The problem -
Restate the material word for word and leave out anything that is a picture.

[Recorded data]
▬▬▬

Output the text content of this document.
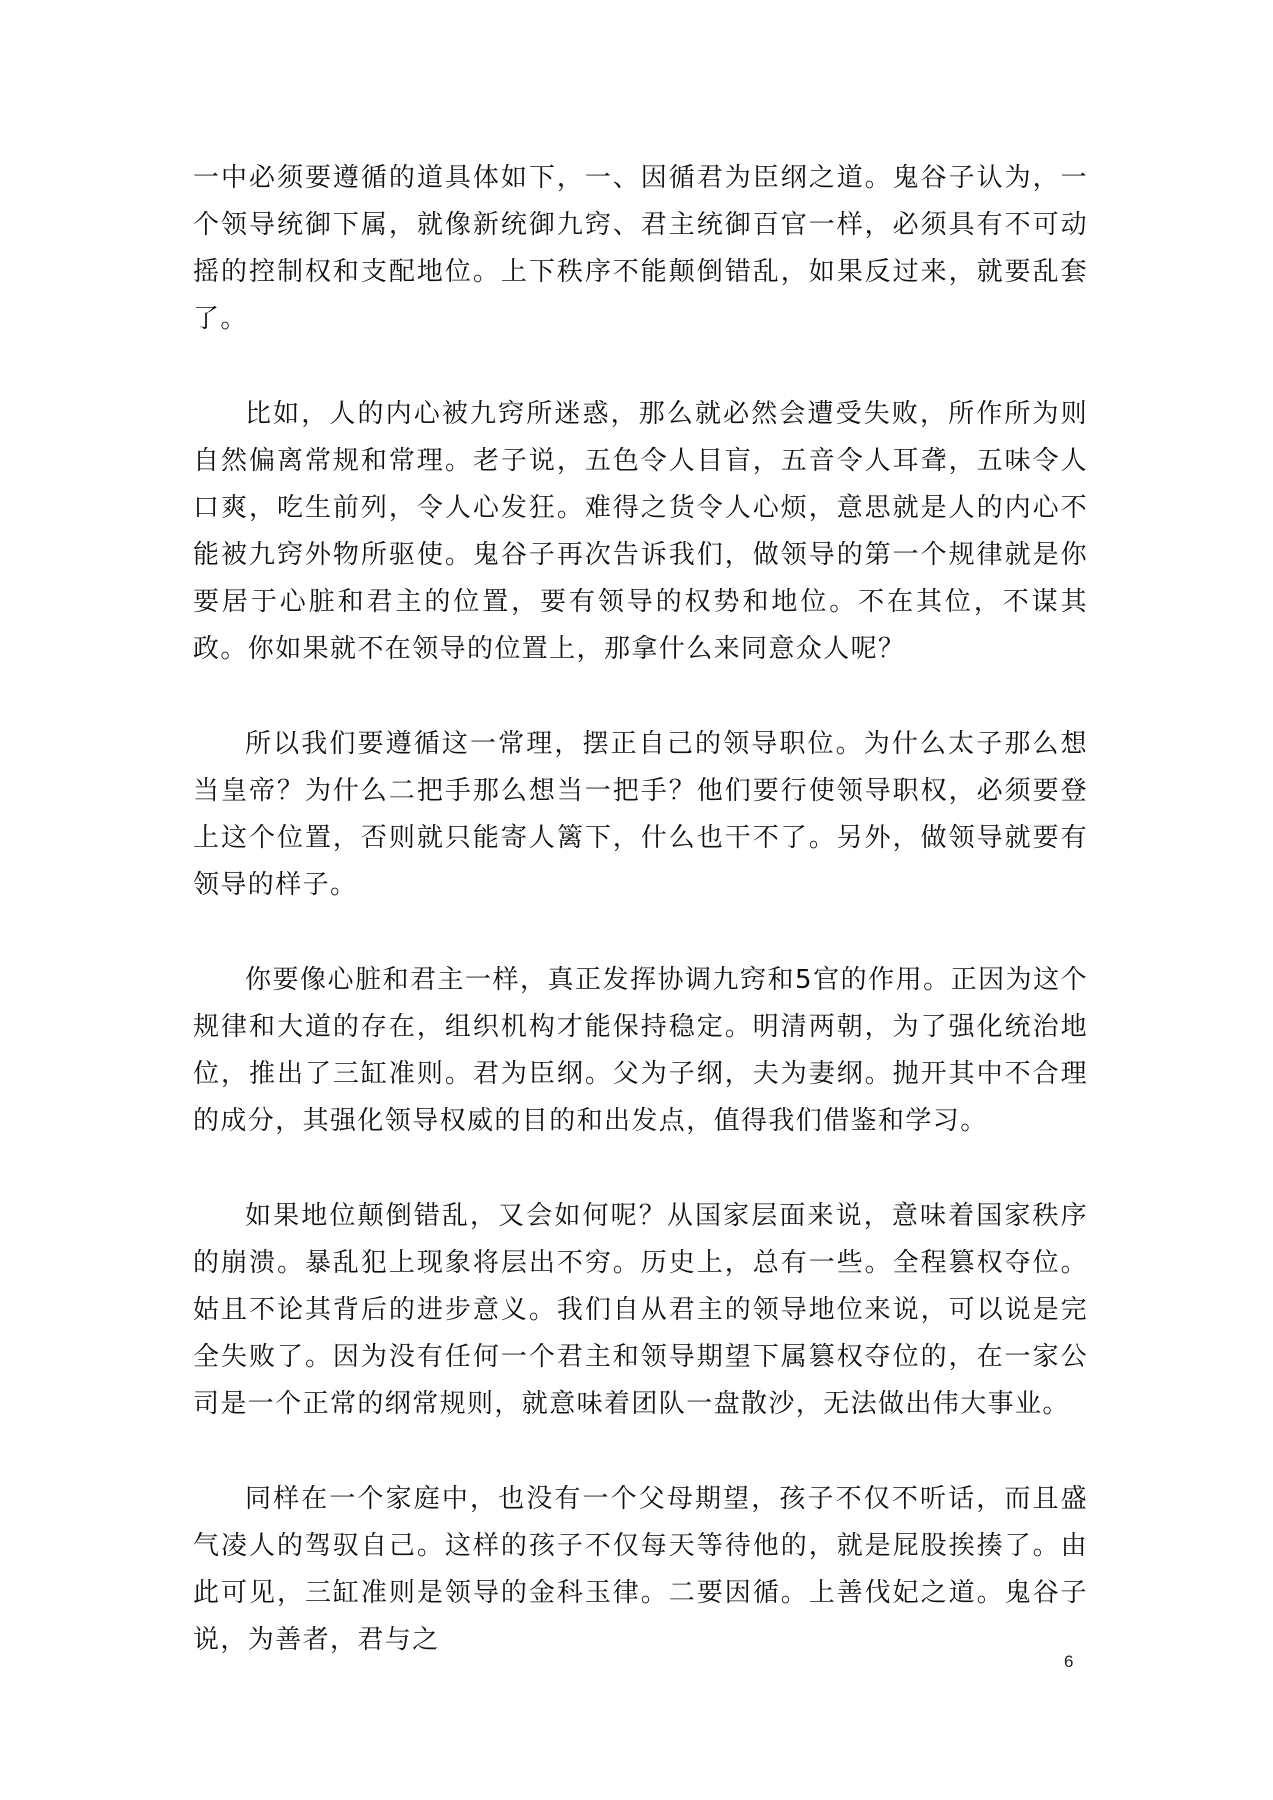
一中必须要遵循的道具体如下，一、因循君为臣纲之道。鬼谷子认为，一个领导统御下属，就像新统御九窍、君主统御百官一样，必须具有不可动摇的控制权和支配地位。上下秩序不能颠倒错乱，如果反过来，就要乱套了。

比如，人的内心被九窍所迷惑，那么就必然会遭受失败，所作所为则自然偏离常规和常理。老子说，五色令人目盲，五音令人耳聋，五味令人口爽，吃生前列，令人心发狂。难得之货令人心烦，意思就是人的内心不能被九窍外物所驱使。鬼谷子再次告诉我们，做领导的第一个规律就是你要居于心脏和君主的位置，要有领导的权势和地位。不在其位，不谋其政。你如果就不在领导的位置上，那拿什么来同意众人呢？

所以我们要遵循这一常理，摆正自己的领导职位。为什么太子那么想当皇帝？为什么二把手那么想当一把手？他们要行使领导职权，必须要登上这个位置，否则就只能寄人篱下，什么也干不了。另外，做领导就要有领导的样子。

你要像心脏和君主一样，真正发挥协调九窍和5官的作用。正因为这个规律和大道的存在，组织机构才能保持稳定。明清两朝，为了强化统治地位，推出了三缸准则。君为臣纲。父为子纲，夫为妻纲。抛开其中不合理的成分，其强化领导权威的目的和出发点，值得我们借鉴和学习。

如果地位颠倒错乱，又会如何呢？从国家层面来说，意味着国家秩序的崩溃。暴乱犯上现象将层出不穷。历史上，总有一些。全程篡权夺位。姑且不论其背后的进步意义。我们自从君主的领导地位来说，可以说是完全失败了。因为没有任何一个君主和领导期望下属篡权夺位的，在一家公司是一个正常的纲常规则，就意味着团队一盘散沙，无法做出伟大事业。

同样在一个家庭中，也没有一个父母期望，孩子不仅不听话，而且盛气凌人的驾驭自己。这样的孩子不仅每天等待他的，就是屁股挨揍了。由此可见，三缸准则是领导的金科玉律。二要因循。上善伐妃之道。鬼谷子说，为善者，君与之

6
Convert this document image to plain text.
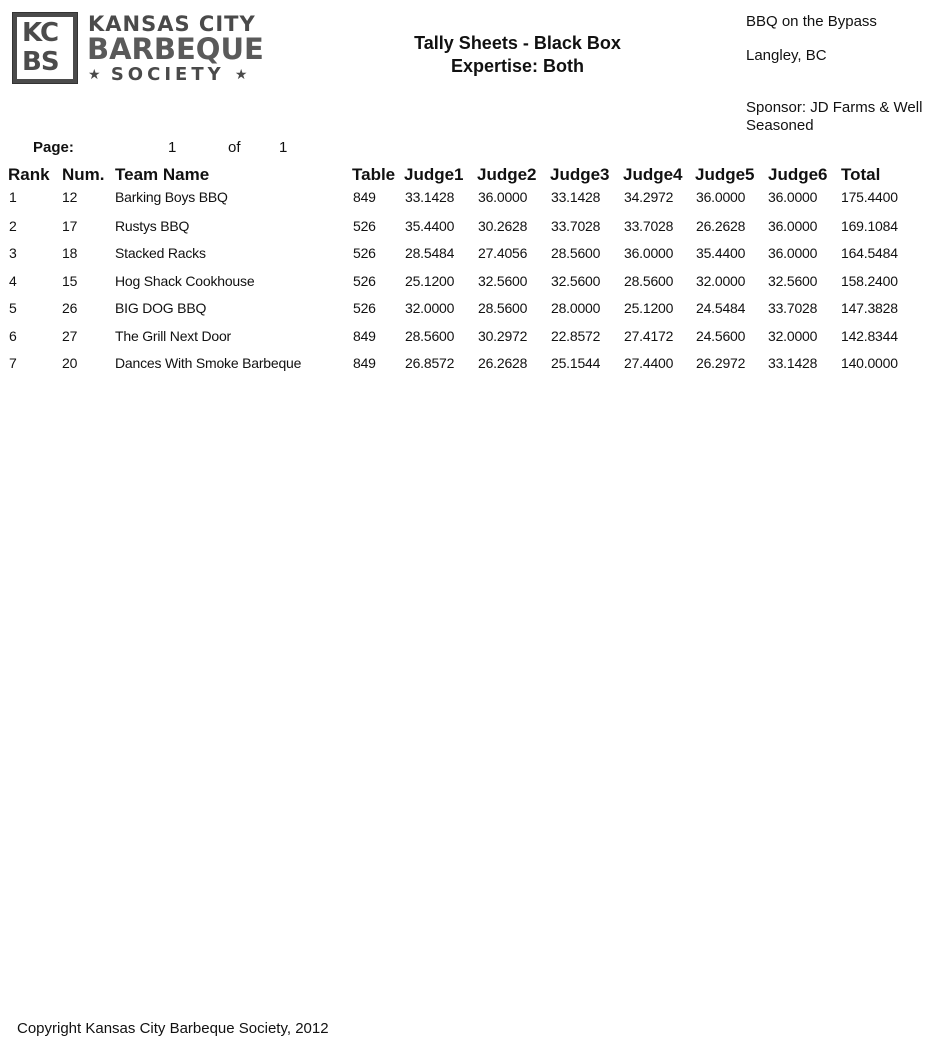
KC
BS
KANSAS CITY
BARBEQUE
★ SOCIETY ★
Tally Sheets - Black Box
Expertise: Both
BBQ on the Bypass
Langley, BC
Sponsor: JD Farms & Well Seasoned
Page:	1	of	1
Rank Num. Team Name	Table Judge1 Judge2 Judge3 Judge4 Judge5 Judge6 Total
1	12	Barking Boys BBQ	849 33.1428 36.0000 33.1428 34.2972 36.0000 36.0000 175.4400
2	17	Rustys BBQ	526 35.4400 30.2628 33.7028 33.7028 26.2628 36.0000 169.1084
3	18	Stacked Racks	526 28.5484 27.4056 28.5600 36.0000 35.4400 36.0000 164.5484
4	15	Hog Shack Cookhouse	526 25.1200 32.5600 32.5600 28.5600 32.0000 32.5600 158.2400
5	26	BIG DOG BBQ	526 32.0000 28.5600 28.0000 25.1200 24.5484 33.7028 147.3828
6	27	The Grill Next Door	849 28.5600 30.2972 22.8572 27.4172 24.5600 32.0000 142.8344
7	20	Dances With Smoke Barbeque	849 26.8572 26.2628 25.1544 27.4400 26.2972 33.1428 140.0000
Copyright Kansas City Barbeque Society, 2012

▬▬▬

Correct answer -
Output the text content of this document.
一中必须要遵循的道具体如下，一、因循君为臣纲之道。鬼谷子认为，一个领导统御下属，就像新统御九窍、君主统御百官一样，必须具有不可动摇的控制权和支配地位。上下秩序不能颠倒错乱，如果反过来，就要乱套了。

比如，人的内心被九窍所迷惑，那么就必然会遭受失败，所作所为则自然偏离常规和常理。老子说，五色令人目盲，五音令人耳聋，五味令人口爽，吃生前列，令人心发狂。难得之货令人心烦，意思就是人的内心不能被九窍外物所驱使。鬼谷子再次告诉我们，做领导的第一个规律就是你要居于心脏和君主的位置，要有领导的权势和地位。不在其位，不谋其政。你如果就不在领导的位置上，那拿什么来同意众人呢？

所以我们要遵循这一常理，摆正自己的领导职位。为什么太子那么想当皇帝？为什么二把手那么想当一把手？他们要行使领导职权，必须要登上这个位置，否则就只能寄人篱下，什么也干不了。另外，做领导就要有领导的样子。

你要像心脏和君主一样，真正发挥协调九窍和5官的作用。正因为这个规律和大道的存在，组织机构才能保持稳定。明清两朝，为了强化统治地位，推出了三缸准则。君为臣纲。父为子纲，夫为妻纲。抛开其中不合理的成分，其强化领导权威的目的和出发点，值得我们借鉴和学习。

如果地位颠倒错乱，又会如何呢？从国家层面来说，意味着国家秩序的崩溃。暴乱犯上现象将层出不穷。历史上，总有一些。全程篡权夺位。姑且不论其背后的进步意义。我们自从君主的领导地位来说，可以说是完全失败了。因为没有任何一个君主和领导期望下属篡权夺位的，在一家公司是一个正常的纲常规则，就意味着团队一盘散沙，无法做出伟大事业。

同样在一个家庭中，也没有一个父母期望，孩子不仅不听话，而且盛气凌人的驾驭自己。这样的孩子不仅每天等待他的，就是屁股挨揍了。由此可见，三缸准则是领导的金科玉律。二要因循。上善伐妃之道。鬼谷子说，为善者，君与之

6
Convert this document image to plain text.
KC
BS
KANSAS CITY
BARBEQUE
★ SOCIETY ★
Tally Sheets - Black Box
Expertise: Both
BBQ on the Bypass
Langley, BC
Sponsor: JD Farms & Well Seasoned
Page:	1	of	1
Rank Num. Team Name	Table Judge1 Judge2 Judge3 Judge4 Judge5 Judge6 Total
1	12	Barking Boys BBQ	849 33.1428 36.0000 33.1428 34.2972 36.0000 36.0000 175.4400
2	17	Rustys BBQ	526 35.4400 30.2628 33.7028 33.7028 26.2628 36.0000 169.1084
3	18	Stacked Racks	526 28.5484 27.4056 28.5600 36.0000 35.4400 36.0000 164.5484
4	15	Hog Shack Cookhouse	526 25.1200 32.5600 32.5600 28.5600 32.0000 32.5600 158.2400
5	26	BIG DOG BBQ	526 32.0000 28.5600 28.0000 25.1200 24.5484 33.7028 147.3828
6	27	The Grill Next Door	849 28.5600 30.2972 22.8572 27.4172 24.5600 32.0000 142.8344
7	20	Dances With Smoke Barbeque	849 26.8572 26.2628 25.1544 27.4400 26.2972 33.1428 140.0000
Copyright Kansas City Barbeque Society, 2012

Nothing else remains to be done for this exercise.